[Exercise prompt]: Can you print the data exactly and leave out each image?

[Exercise materials]:

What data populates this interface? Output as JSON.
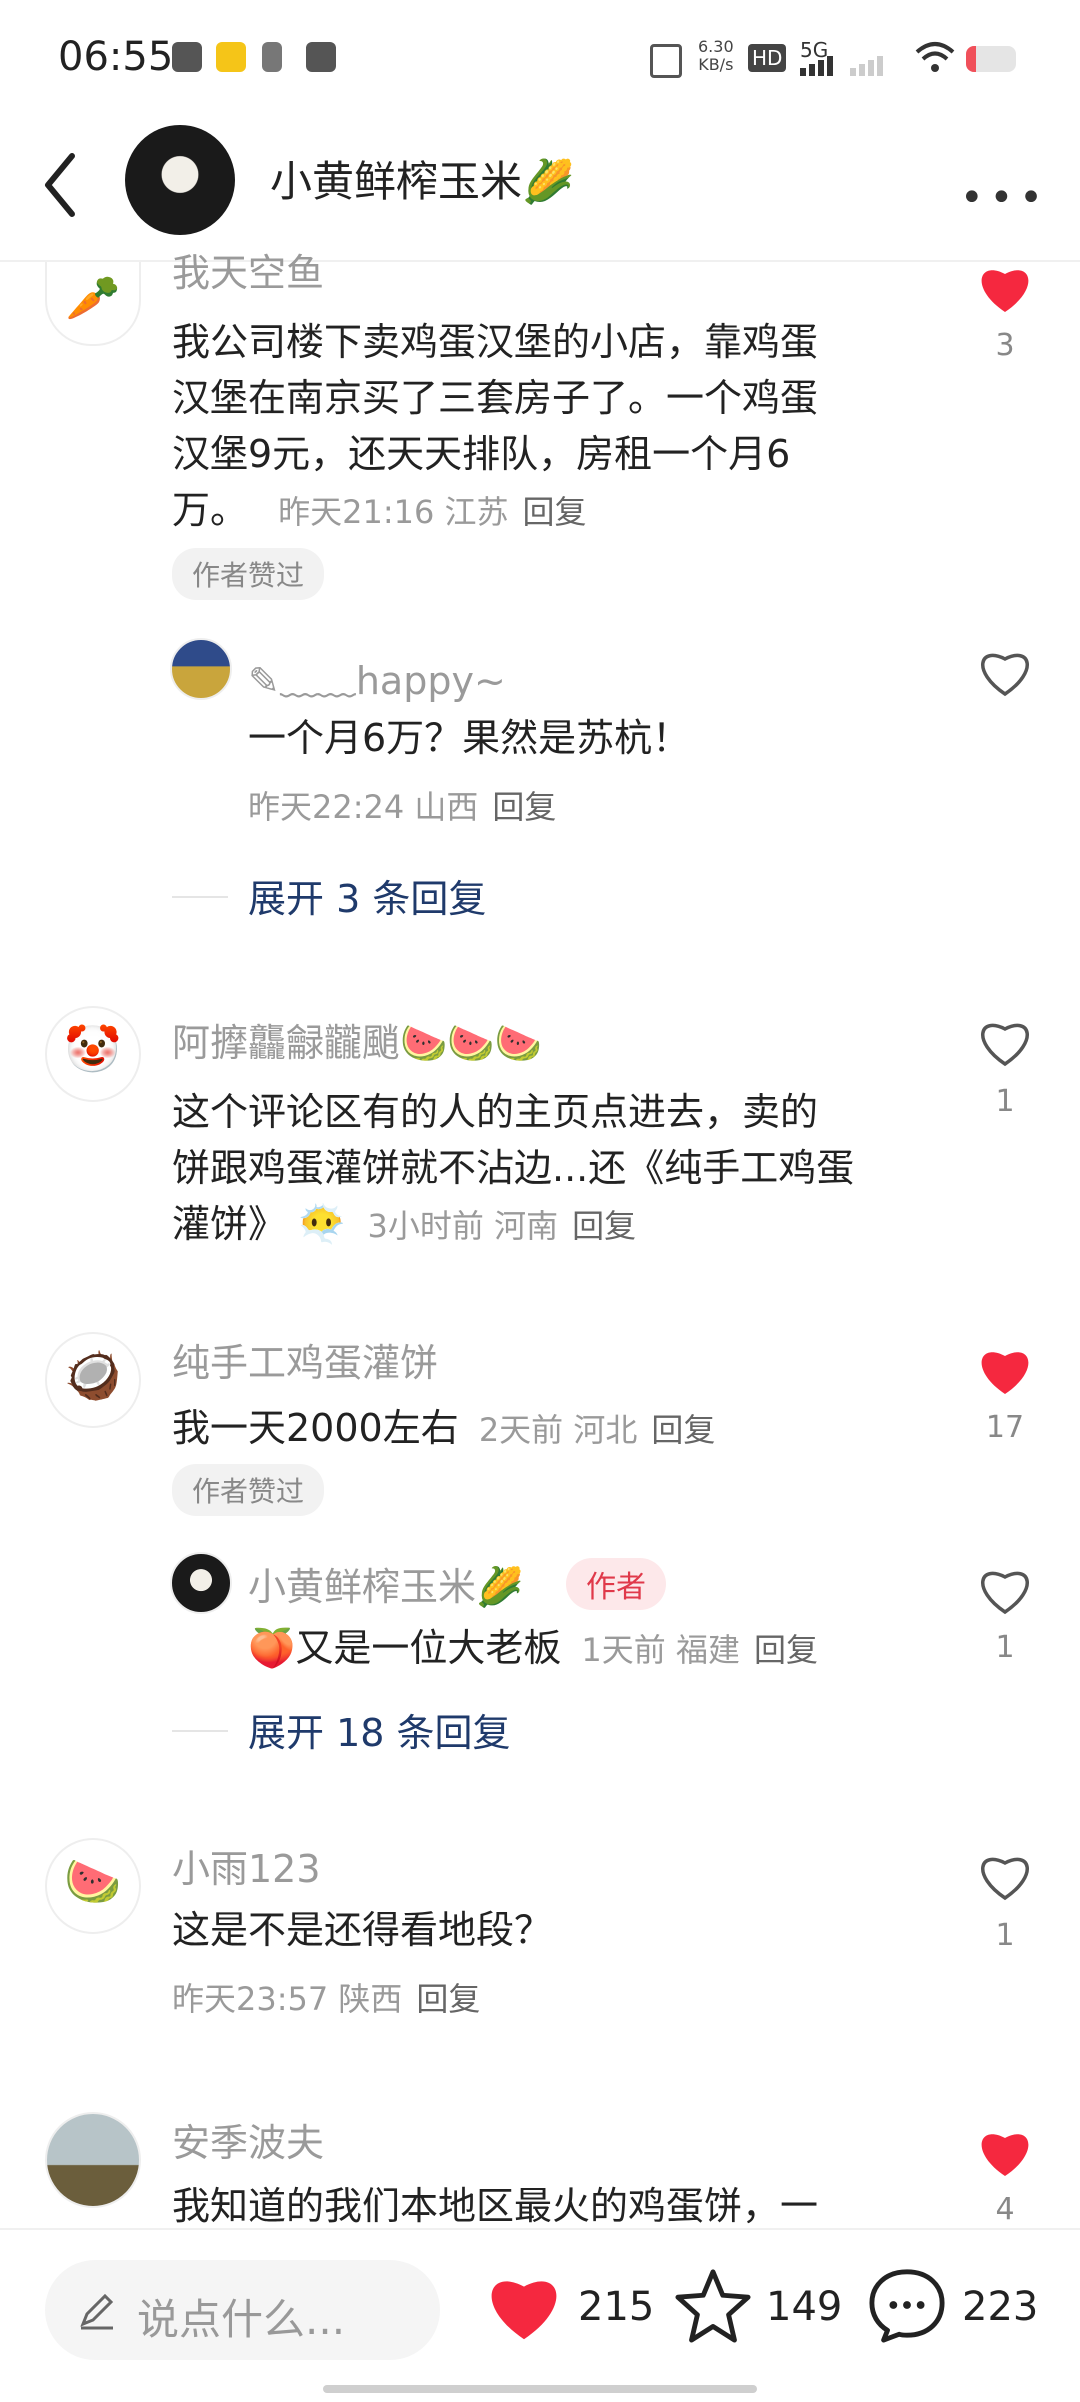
{
  "status_bar": {
    "time": "06:55",
    "net_speed_value": "6.30",
    "net_speed_unit": "KB/s",
    "hd": "HD",
    "signal": "5G"
  },
  "header": {
    "title": "小黄鲜榨玉米🌽"
  },
  "comments": [
    {
      "name": "我天空鱼",
      "text_lines": [
        "我公司楼下卖鸡蛋汉堡的小店，靠鸡蛋",
        "汉堡在南京买了三套房子了。一个鸡蛋",
        "汉堡9元，还天天排队，房租一个月6",
        "万。"
      ],
      "time": "昨天21:16 江苏",
      "reply": "回复",
      "badge": "作者赞过",
      "likes": "3",
      "replies": [
        {
          "name": "✎﹏﹏happy~",
          "text": "一个月6万？果然是苏杭！",
          "time": "昨天22:24 山西",
          "reply": "回复"
        }
      ],
      "expand": "展开 3 条回复"
    },
    {
      "name": "阿擵龘龣龖颵🍉🍉🍉",
      "text_lines": [
        "这个评论区有的人的主页点进去，卖的",
        "饼跟鸡蛋灌饼就不沾边...还《纯手工鸡蛋",
        "灌饼》"
      ],
      "emoji": "😶‍🌫️",
      "time": "3小时前 河南",
      "reply": "回复",
      "likes": "1"
    },
    {
      "name": "纯手工鸡蛋灌饼",
      "text_lines": [
        "我一天2000左右"
      ],
      "time": "2天前 河北",
      "reply": "回复",
      "badge": "作者赞过",
      "likes": "17",
      "replies": [
        {
          "name": "小黄鲜榨玉米🌽",
          "tag": "作者",
          "text": "🍑又是一位大老板",
          "time": "1天前 福建",
          "reply": "回复",
          "likes": "1"
        }
      ],
      "expand": "展开 18 条回复"
    },
    {
      "name": "小雨123",
      "text_lines": [
        "这是不是还得看地段？"
      ],
      "time": "昨天23:57 陕西",
      "reply": "回复",
      "likes": "1"
    },
    {
      "name": "安季波夫",
      "text_lines": [
        "我知道的我们本地区最火的鸡蛋饼，一"
      ],
      "likes": "4"
    }
  ],
  "bottom_bar": {
    "input_placeholder": "说点什么...",
    "likes": "215",
    "favorites": "149",
    "comments": "223"
  },
  "colors": {
    "like_red": "#f5283f",
    "link_blue": "#1f3a6b",
    "muted": "#9a9a9a"
  }
}
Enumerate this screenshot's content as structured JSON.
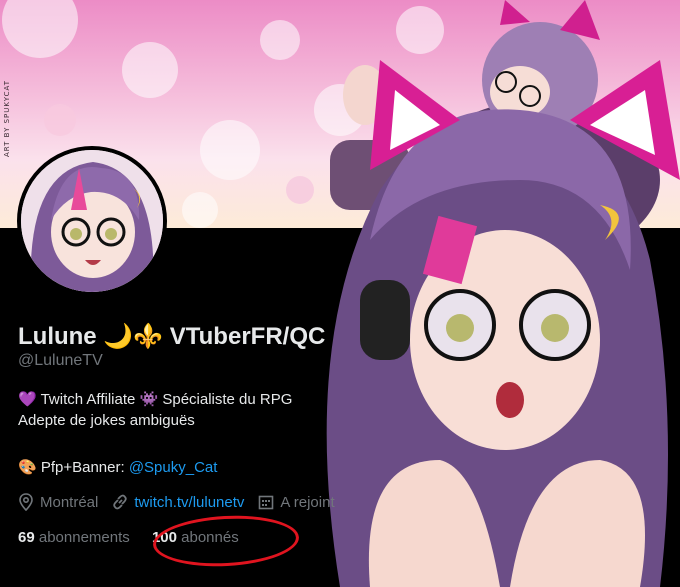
{
  "banner": {
    "credit": "ART BY SPUKYCAT"
  },
  "profile": {
    "display_name": "Lulune 🌙⚜️ VTuberFR/QC",
    "handle": "@LuluneTV",
    "bio_line1": "💜 Twitch Affiliate 👾 Spécialiste du RPG",
    "bio_line2": "Adepte de jokes ambiguës",
    "bio_line3_prefix": "🎨 Pfp+Banner: ",
    "bio_line3_mention": "@Spuky_Cat",
    "location": "Montréal",
    "website": "twitch.tv/lulunetv",
    "joined": "A rejoint",
    "following_count": "69",
    "following_label": "abonnements",
    "followers_count": "100",
    "followers_label": "abonnés"
  },
  "colors": {
    "background": "#000000",
    "text": "#e7e9ea",
    "muted": "#71767b",
    "link": "#1d9bf0",
    "highlight": "#e0141f"
  },
  "icons": [
    "location-icon",
    "link-icon",
    "calendar-icon"
  ]
}
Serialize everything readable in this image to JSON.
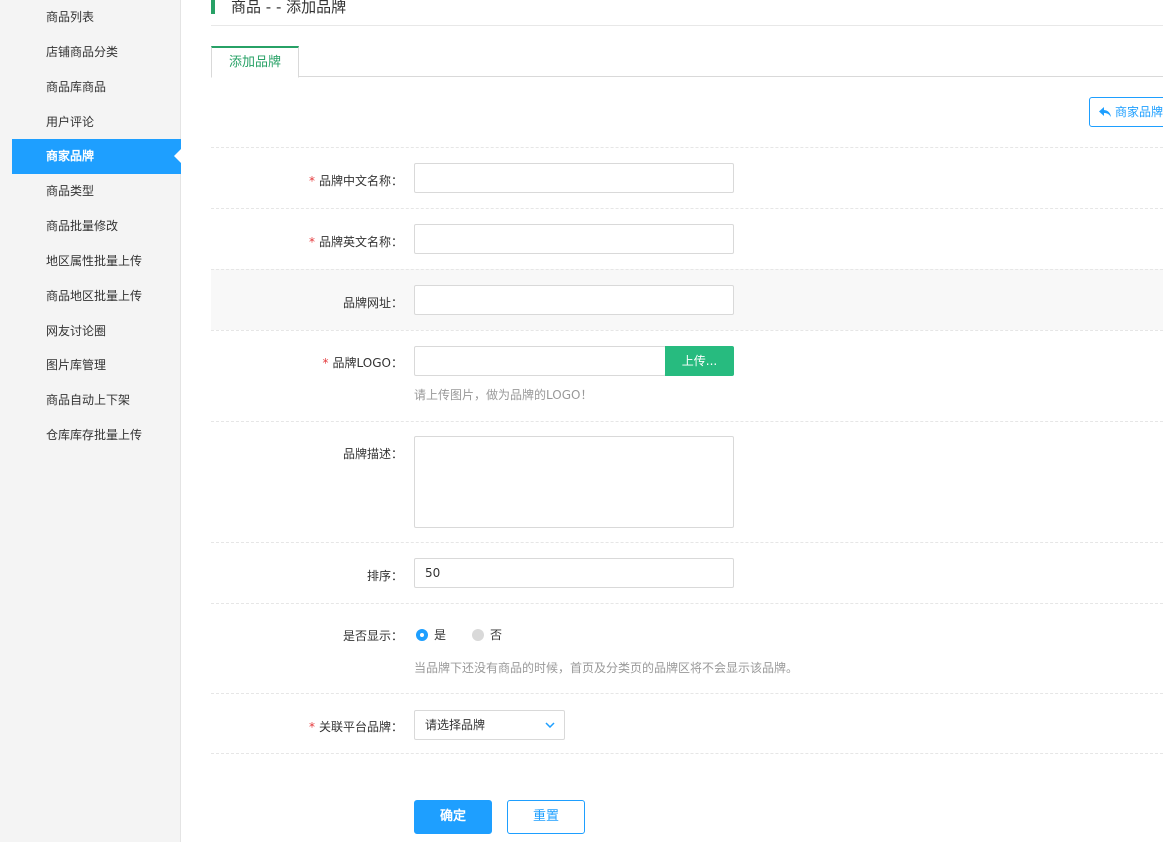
{
  "sidebar": {
    "items": [
      {
        "label": "商品列表",
        "active": false
      },
      {
        "label": "店铺商品分类",
        "active": false
      },
      {
        "label": "商品库商品",
        "active": false
      },
      {
        "label": "用户评论",
        "active": false
      },
      {
        "label": "商家品牌",
        "active": true
      },
      {
        "label": "商品类型",
        "active": false
      },
      {
        "label": "商品批量修改",
        "active": false
      },
      {
        "label": "地区属性批量上传",
        "active": false
      },
      {
        "label": "商品地区批量上传",
        "active": false
      },
      {
        "label": "网友讨论圈",
        "active": false
      },
      {
        "label": "图片库管理",
        "active": false
      },
      {
        "label": "商品自动上下架",
        "active": false
      },
      {
        "label": "仓库库存批量上传",
        "active": false
      }
    ]
  },
  "header": {
    "title": "商品 - - 添加品牌"
  },
  "tabs": [
    {
      "label": "添加品牌",
      "active": true
    }
  ],
  "toolbar": {
    "back_label": "商家品牌"
  },
  "form": {
    "required_mark": "*",
    "name_cn": {
      "label": "品牌中文名称：",
      "value": ""
    },
    "name_en": {
      "label": "品牌英文名称：",
      "value": ""
    },
    "website": {
      "label": "品牌网址：",
      "value": ""
    },
    "logo": {
      "label": "品牌LOGO：",
      "upload_label": "上传...",
      "hint": "请上传图片，做为品牌的LOGO！"
    },
    "description": {
      "label": "品牌描述："
    },
    "sort": {
      "label": "排序：",
      "value": "50"
    },
    "show": {
      "label": "是否显示：",
      "options": [
        "是",
        "否"
      ],
      "selected": "是",
      "hint": "当品牌下还没有商品的时候，首页及分类页的品牌区将不会显示该品牌。"
    },
    "platform_brand": {
      "label": "关联平台品牌：",
      "selected": "请选择品牌"
    }
  },
  "actions": {
    "confirm_label": "确定",
    "reset_label": "重置"
  },
  "colors": {
    "accent_blue": "#1e9fff",
    "accent_green": "#27a166",
    "upload_green": "#27bb7f",
    "required_red": "#e4393c"
  }
}
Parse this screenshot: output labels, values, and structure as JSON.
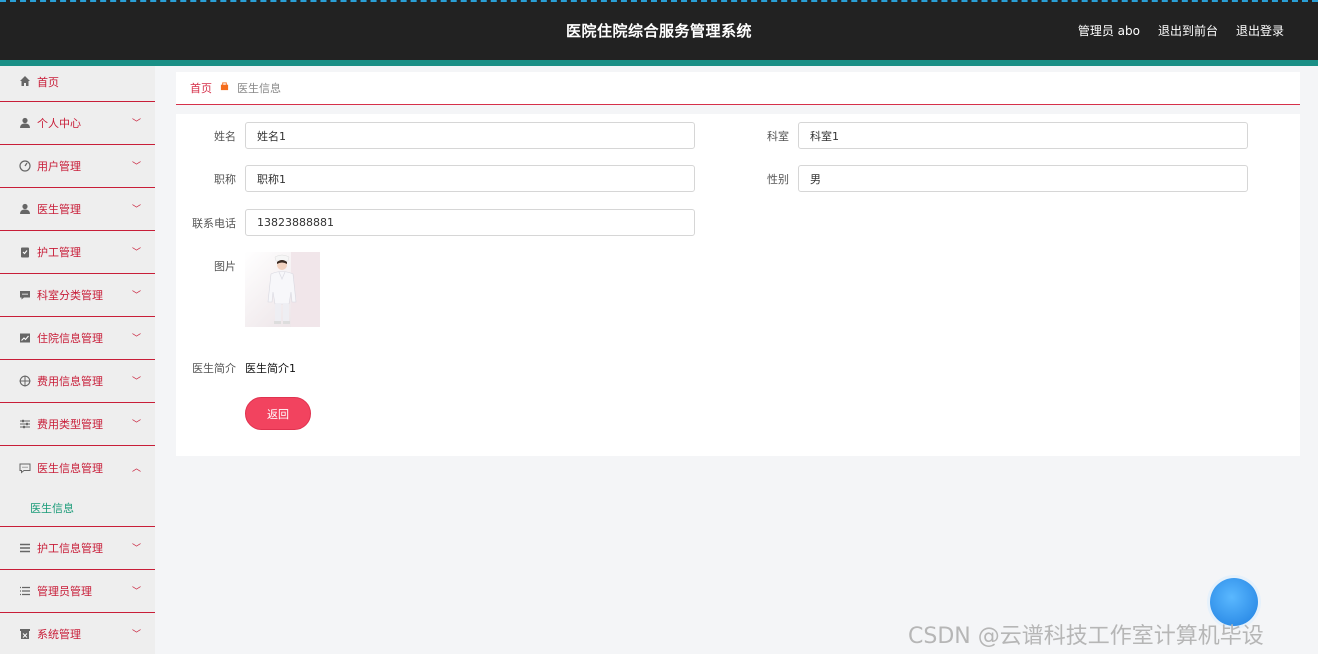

[Solution to this exercise]:
What data populates this interface? Output as JSON.
{
  "status_bar": {
    "time": "06:55",
    "net_speed_value": "6.30",
    "net_speed_unit": "KB/s",
    "hd": "HD",
    "signal": "5G"
  },
  "header": {
    "title": "小黄鲜榨玉米🌽"
  },
  "comments": [
    {
      "name": "我天空鱼",
      "text_lines": [
        "我公司楼下卖鸡蛋汉堡的小店，靠鸡蛋",
        "汉堡在南京买了三套房子了。一个鸡蛋",
        "汉堡9元，还天天排队，房租一个月6",
        "万。"
      ],
      "time": "昨天21:16 江苏",
      "reply": "回复",
      "badge": "作者赞过",
      "likes": "3",
      "replies": [
        {
          "name": "✎﹏﹏happy~",
          "text": "一个月6万？果然是苏杭！",
          "time": "昨天22:24 山西",
          "reply": "回复"
        }
      ],
      "expand": "展开 3 条回复"
    },
    {
      "name": "阿擵龘龣龖颵🍉🍉🍉",
      "text_lines": [
        "这个评论区有的人的主页点进去，卖的",
        "饼跟鸡蛋灌饼就不沾边...还《纯手工鸡蛋",
        "灌饼》"
      ],
      "emoji": "😶‍🌫️",
      "time": "3小时前 河南",
      "reply": "回复",
      "likes": "1"
    },
    {
      "name": "纯手工鸡蛋灌饼",
      "text_lines": [
        "我一天2000左右"
      ],
      "time": "2天前 河北",
      "reply": "回复",
      "badge": "作者赞过",
      "likes": "17",
      "replies": [
        {
          "name": "小黄鲜榨玉米🌽",
          "tag": "作者",
          "text": "🍑又是一位大老板",
          "time": "1天前 福建",
          "reply": "回复",
          "likes": "1"
        }
      ],
      "expand": "展开 18 条回复"
    },
    {
      "name": "小雨123",
      "text_lines": [
        "这是不是还得看地段？"
      ],
      "time": "昨天23:57 陕西",
      "reply": "回复",
      "likes": "1"
    },
    {
      "name": "安季波夫",
      "text_lines": [
        "我知道的我们本地区最火的鸡蛋饼，一"
      ],
      "likes": "4"
    }
  ],
  "bottom_bar": {
    "input_placeholder": "说点什么...",
    "likes": "215",
    "favorites": "149",
    "comments": "223"
  },
  "colors": {
    "like_red": "#f5283f",
    "link_blue": "#1f3a6b",
    "muted": "#9a9a9a"
  }
}
Enumerate this screenshot's content as structured JSON.
{
  "banner": {
    "credit": "ART BY SPUKYCAT"
  },
  "profile": {
    "display_name": "Lulune 🌙⚜️ VTuberFR/QC",
    "handle": "@LuluneTV",
    "bio_line1": "💜 Twitch Affiliate 👾 Spécialiste du RPG",
    "bio_line2": "Adepte de jokes ambiguës",
    "bio_line3_prefix": "🎨 Pfp+Banner: ",
    "bio_line3_mention": "@Spuky_Cat",
    "location": "Montréal",
    "website": "twitch.tv/lulunetv",
    "joined": "A rejoint",
    "following_count": "69",
    "following_label": "abonnements",
    "followers_count": "100",
    "followers_label": "abonnés"
  },
  "colors": {
    "background": "#000000",
    "text": "#e7e9ea",
    "muted": "#71767b",
    "link": "#1d9bf0",
    "highlight": "#e0141f"
  },
  "icons": [
    "location-icon",
    "link-icon",
    "calendar-icon"
  ]
}
Serialize everything readable in this image to JSON.
{
  "sidebar": {
    "items": [
      {
        "label": "商品列表",
        "active": false
      },
      {
        "label": "店铺商品分类",
        "active": false
      },
      {
        "label": "商品库商品",
        "active": false
      },
      {
        "label": "用户评论",
        "active": false
      },
      {
        "label": "商家品牌",
        "active": true
      },
      {
        "label": "商品类型",
        "active": false
      },
      {
        "label": "商品批量修改",
        "active": false
      },
      {
        "label": "地区属性批量上传",
        "active": false
      },
      {
        "label": "商品地区批量上传",
        "active": false
      },
      {
        "label": "网友讨论圈",
        "active": false
      },
      {
        "label": "图片库管理",
        "active": false
      },
      {
        "label": "商品自动上下架",
        "active": false
      },
      {
        "label": "仓库库存批量上传",
        "active": false
      }
    ]
  },
  "header": {
    "title": "商品 - - 添加品牌"
  },
  "tabs": [
    {
      "label": "添加品牌",
      "active": true
    }
  ],
  "toolbar": {
    "back_label": "商家品牌"
  },
  "form": {
    "required_mark": "*",
    "name_cn": {
      "label": "品牌中文名称：",
      "value": ""
    },
    "name_en": {
      "label": "品牌英文名称：",
      "value": ""
    },
    "website": {
      "label": "品牌网址：",
      "value": ""
    },
    "logo": {
      "label": "品牌LOGO：",
      "upload_label": "上传...",
      "hint": "请上传图片，做为品牌的LOGO！"
    },
    "description": {
      "label": "品牌描述："
    },
    "sort": {
      "label": "排序：",
      "value": "50"
    },
    "show": {
      "label": "是否显示：",
      "options": [
        "是",
        "否"
      ],
      "selected": "是",
      "hint": "当品牌下还没有商品的时候，首页及分类页的品牌区将不会显示该品牌。"
    },
    "platform_brand": {
      "label": "关联平台品牌：",
      "selected": "请选择品牌"
    }
  },
  "actions": {
    "confirm_label": "确定",
    "reset_label": "重置"
  },
  "colors": {
    "accent_blue": "#1e9fff",
    "accent_green": "#27a166",
    "upload_green": "#27bb7f",
    "required_red": "#e4393c"
  }
}
Parse this screenshot: output labels, values, and structure as JSON.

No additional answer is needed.